> _Exercise details_
Copy everything from the start of the entries down to the line containing "y-tick-label: 12000 — [65, 172, 99, 186]", changing each "y-tick-label" to "y-axis-tick" and keeping everything else the same.

> _Data shown_
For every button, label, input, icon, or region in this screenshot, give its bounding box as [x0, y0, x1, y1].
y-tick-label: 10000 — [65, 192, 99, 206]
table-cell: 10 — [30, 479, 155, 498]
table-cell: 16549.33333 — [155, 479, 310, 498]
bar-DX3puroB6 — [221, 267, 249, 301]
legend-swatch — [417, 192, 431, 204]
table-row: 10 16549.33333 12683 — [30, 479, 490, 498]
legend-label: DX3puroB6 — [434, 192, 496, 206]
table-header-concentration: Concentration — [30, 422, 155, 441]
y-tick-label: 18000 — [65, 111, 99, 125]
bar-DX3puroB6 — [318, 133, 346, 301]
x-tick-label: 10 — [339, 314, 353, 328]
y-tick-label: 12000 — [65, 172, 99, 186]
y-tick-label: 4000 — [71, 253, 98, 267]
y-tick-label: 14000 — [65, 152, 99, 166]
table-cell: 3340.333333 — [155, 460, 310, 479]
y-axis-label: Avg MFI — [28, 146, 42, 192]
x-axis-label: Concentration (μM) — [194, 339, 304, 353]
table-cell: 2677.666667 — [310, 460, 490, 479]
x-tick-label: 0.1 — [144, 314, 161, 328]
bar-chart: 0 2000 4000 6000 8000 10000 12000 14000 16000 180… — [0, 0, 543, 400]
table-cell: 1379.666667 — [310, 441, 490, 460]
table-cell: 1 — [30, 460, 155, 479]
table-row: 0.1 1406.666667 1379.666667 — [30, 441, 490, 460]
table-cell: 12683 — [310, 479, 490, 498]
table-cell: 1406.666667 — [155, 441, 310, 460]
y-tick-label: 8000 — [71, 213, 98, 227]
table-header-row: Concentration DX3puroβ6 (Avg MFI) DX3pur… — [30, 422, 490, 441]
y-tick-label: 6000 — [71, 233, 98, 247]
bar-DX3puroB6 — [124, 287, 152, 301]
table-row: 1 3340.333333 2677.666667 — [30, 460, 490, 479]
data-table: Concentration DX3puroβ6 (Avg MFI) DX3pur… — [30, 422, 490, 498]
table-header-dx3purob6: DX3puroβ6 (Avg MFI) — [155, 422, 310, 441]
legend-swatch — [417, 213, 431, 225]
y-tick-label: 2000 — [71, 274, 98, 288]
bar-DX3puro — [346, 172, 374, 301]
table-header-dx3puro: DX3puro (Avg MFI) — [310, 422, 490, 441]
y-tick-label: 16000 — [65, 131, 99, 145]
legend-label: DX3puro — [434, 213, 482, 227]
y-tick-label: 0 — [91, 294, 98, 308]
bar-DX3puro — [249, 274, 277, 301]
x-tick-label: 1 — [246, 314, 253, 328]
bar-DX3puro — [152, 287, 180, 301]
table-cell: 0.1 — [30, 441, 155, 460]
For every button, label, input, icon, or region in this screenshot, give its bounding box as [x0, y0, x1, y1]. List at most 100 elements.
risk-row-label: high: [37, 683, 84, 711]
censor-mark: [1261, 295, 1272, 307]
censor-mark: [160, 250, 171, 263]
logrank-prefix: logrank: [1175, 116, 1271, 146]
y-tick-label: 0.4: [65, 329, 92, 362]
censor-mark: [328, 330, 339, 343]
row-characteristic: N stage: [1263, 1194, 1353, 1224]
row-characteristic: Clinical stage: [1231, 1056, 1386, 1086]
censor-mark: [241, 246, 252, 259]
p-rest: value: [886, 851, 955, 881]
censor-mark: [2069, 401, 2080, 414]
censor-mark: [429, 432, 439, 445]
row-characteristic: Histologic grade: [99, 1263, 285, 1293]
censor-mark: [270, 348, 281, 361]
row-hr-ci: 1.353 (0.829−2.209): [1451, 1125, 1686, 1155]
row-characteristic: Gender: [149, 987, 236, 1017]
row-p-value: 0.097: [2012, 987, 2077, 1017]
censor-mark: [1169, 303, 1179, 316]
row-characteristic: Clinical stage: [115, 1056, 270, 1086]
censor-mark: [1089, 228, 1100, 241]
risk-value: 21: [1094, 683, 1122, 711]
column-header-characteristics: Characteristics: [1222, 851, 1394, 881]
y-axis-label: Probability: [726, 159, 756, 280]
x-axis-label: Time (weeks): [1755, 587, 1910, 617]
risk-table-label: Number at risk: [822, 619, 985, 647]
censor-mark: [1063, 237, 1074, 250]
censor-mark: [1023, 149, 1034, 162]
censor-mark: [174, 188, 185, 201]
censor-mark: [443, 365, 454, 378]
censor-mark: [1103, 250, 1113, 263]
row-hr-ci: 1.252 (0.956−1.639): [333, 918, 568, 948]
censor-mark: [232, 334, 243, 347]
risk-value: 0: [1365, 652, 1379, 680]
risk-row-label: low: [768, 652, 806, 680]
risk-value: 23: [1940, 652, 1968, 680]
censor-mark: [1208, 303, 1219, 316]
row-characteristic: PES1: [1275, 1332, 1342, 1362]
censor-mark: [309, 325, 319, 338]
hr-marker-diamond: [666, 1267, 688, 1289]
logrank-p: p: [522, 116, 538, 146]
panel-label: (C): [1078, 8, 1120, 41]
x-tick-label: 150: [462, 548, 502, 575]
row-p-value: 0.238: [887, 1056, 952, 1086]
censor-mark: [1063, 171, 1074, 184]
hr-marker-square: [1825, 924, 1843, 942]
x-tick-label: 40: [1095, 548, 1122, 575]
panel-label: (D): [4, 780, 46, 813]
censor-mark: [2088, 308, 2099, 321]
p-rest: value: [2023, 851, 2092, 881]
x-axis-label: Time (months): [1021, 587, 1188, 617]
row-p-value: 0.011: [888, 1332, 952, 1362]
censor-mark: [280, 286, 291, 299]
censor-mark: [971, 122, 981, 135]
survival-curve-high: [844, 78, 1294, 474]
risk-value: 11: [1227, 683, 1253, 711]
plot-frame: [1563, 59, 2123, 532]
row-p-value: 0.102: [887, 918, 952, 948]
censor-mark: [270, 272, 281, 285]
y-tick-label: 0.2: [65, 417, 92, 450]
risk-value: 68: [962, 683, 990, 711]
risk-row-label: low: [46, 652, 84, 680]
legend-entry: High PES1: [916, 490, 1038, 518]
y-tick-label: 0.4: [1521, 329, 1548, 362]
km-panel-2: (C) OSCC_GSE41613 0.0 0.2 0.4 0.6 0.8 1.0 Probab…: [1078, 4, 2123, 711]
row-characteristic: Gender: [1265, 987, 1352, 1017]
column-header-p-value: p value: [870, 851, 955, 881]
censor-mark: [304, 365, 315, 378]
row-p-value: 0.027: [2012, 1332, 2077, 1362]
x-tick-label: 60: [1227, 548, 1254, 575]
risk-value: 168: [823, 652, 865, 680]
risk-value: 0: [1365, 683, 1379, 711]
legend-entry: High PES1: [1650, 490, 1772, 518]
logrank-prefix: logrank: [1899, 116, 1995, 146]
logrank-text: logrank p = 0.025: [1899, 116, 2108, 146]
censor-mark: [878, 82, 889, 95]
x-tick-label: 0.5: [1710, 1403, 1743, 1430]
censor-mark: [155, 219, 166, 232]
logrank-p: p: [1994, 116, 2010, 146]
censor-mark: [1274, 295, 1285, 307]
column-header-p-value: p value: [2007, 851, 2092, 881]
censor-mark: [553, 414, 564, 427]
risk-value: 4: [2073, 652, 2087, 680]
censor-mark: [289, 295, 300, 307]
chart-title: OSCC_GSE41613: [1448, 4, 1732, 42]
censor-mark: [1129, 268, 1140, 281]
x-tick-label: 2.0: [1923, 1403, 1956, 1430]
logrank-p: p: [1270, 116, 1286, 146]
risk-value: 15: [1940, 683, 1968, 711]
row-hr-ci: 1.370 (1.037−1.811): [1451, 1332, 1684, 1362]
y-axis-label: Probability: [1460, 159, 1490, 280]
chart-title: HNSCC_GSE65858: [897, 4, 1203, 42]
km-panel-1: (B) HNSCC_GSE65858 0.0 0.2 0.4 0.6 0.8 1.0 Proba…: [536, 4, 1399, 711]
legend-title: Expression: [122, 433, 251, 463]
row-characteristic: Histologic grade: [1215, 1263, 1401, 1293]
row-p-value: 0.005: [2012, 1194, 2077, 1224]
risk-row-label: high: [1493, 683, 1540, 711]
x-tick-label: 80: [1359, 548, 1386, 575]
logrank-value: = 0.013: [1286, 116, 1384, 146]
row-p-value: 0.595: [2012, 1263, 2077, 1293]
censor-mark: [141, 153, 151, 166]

> _Final result_
For every button, label, input, icon, or region in this screenshot, give its bounding box as [x0, y0, x1, y1].
y-axis-tick: 10000 — [65, 192, 99, 206]
table-cell: 10 — [30, 479, 155, 498]
table-cell: 16549.33333 — [155, 479, 310, 498]
bar-DX3puroB6 — [221, 267, 249, 301]
legend-swatch — [417, 192, 431, 204]
table-row: 10 16549.33333 12683 — [30, 479, 490, 498]
legend-label: DX3puroB6 — [434, 192, 496, 206]
table-header-concentration: Concentration — [30, 422, 155, 441]
y-axis-tick: 18000 — [65, 111, 99, 125]
bar-DX3puroB6 — [318, 133, 346, 301]
x-tick-label: 10 — [339, 314, 353, 328]
y-axis-tick: 12000 — [65, 172, 99, 186]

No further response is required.